__Task directions__: Lines containing the word "서류전형" are to be located and copied.

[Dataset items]

____

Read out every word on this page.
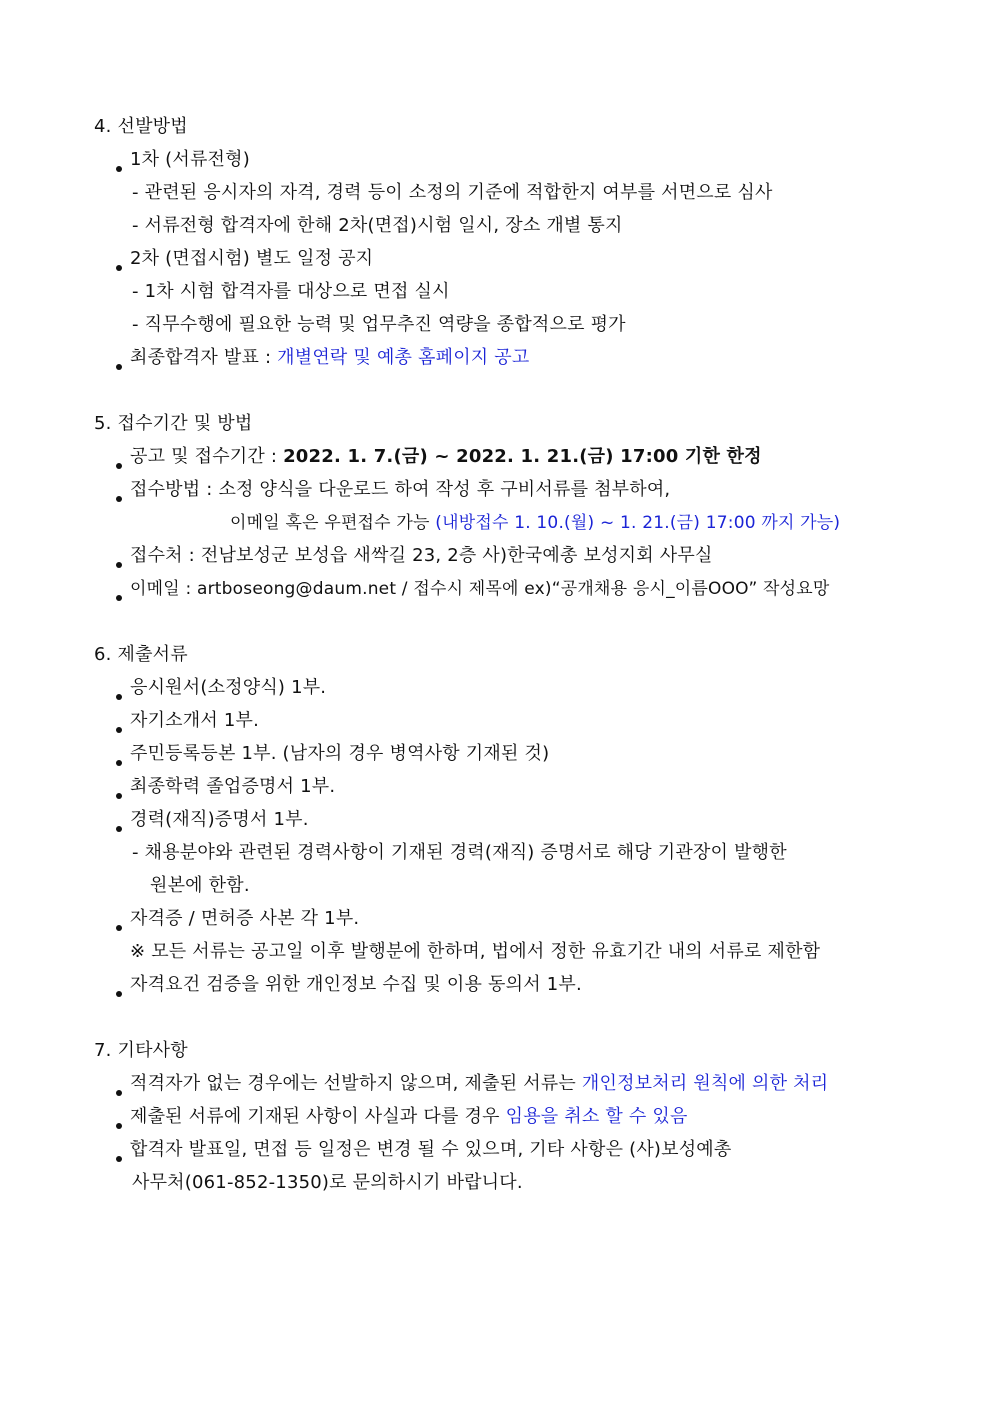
4. 선발방법
1차 (서류전형)
- 관련된 응시자의 자격, 경력 등이 소정의 기준에 적합한지 여부를 서면으로 심사
- 서류전형 합격자에 한해 2차(면접)시험 일시, 장소 개별 통지
2차 (면접시험) 별도 일정 공지
- 1차 시험 합격자를 대상으로 면접 실시
- 직무수행에 필요한 능력 및 업무추진 역량을 종합적으로 평가
최종합격자 발표 : 개별연락 및 예총 홈페이지 공고
5. 접수기간 및 방법
공고 및 접수기간 : 2022. 1. 7.(금) ~ 2022. 1. 21.(금) 17:00 기한 한정
접수방법 : 소정 양식을 다운로드 하여 작성 후 구비서류를 첨부하여,
이메일 혹은 우편접수 가능 (내방접수 1. 10.(월) ~ 1. 21.(금) 17:00 까지 가능)
접수처 : 전남보성군 보성읍 새싹길 23, 2층 사)한국예총 보성지회 사무실
이메일 : artboseong@daum.net / 접수시 제목에 ex)“공개채용 응시_이름OOO” 작성요망
6. 제출서류
응시원서(소정양식) 1부.
자기소개서 1부.
주민등록등본 1부. (남자의 경우 병역사항 기재된 것)
최종학력 졸업증명서 1부.
경력(재직)증명서 1부.
- 채용분야와 관련된 경력사항이 기재된 경력(재직) 증명서로 해당 기관장이 발행한
원본에 한함.
자격증 / 면허증 사본 각 1부.
※ 모든 서류는 공고일 이후 발행분에 한하며, 법에서 정한 유효기간 내의 서류로 제한함
자격요건 검증을 위한 개인정보 수집 및 이용 동의서 1부.
7. 기타사항
적격자가 없는 경우에는 선발하지 않으며, 제출된 서류는 개인정보처리 원칙에 의한 처리
제출된 서류에 기재된 사항이 사실과 다를 경우 임용을 취소 할 수 있음
합격자 발표일, 면접 등 일정은 변경 될 수 있으며, 기타 사항은 (사)보성예총
사무처(061-852-1350)로 문의하시기 바랍니다.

____

__Written solution__:
1차 (서류전형)
- 서류전형 합격자에 한해 2차(면접)시험 일시, 장소 개별 통지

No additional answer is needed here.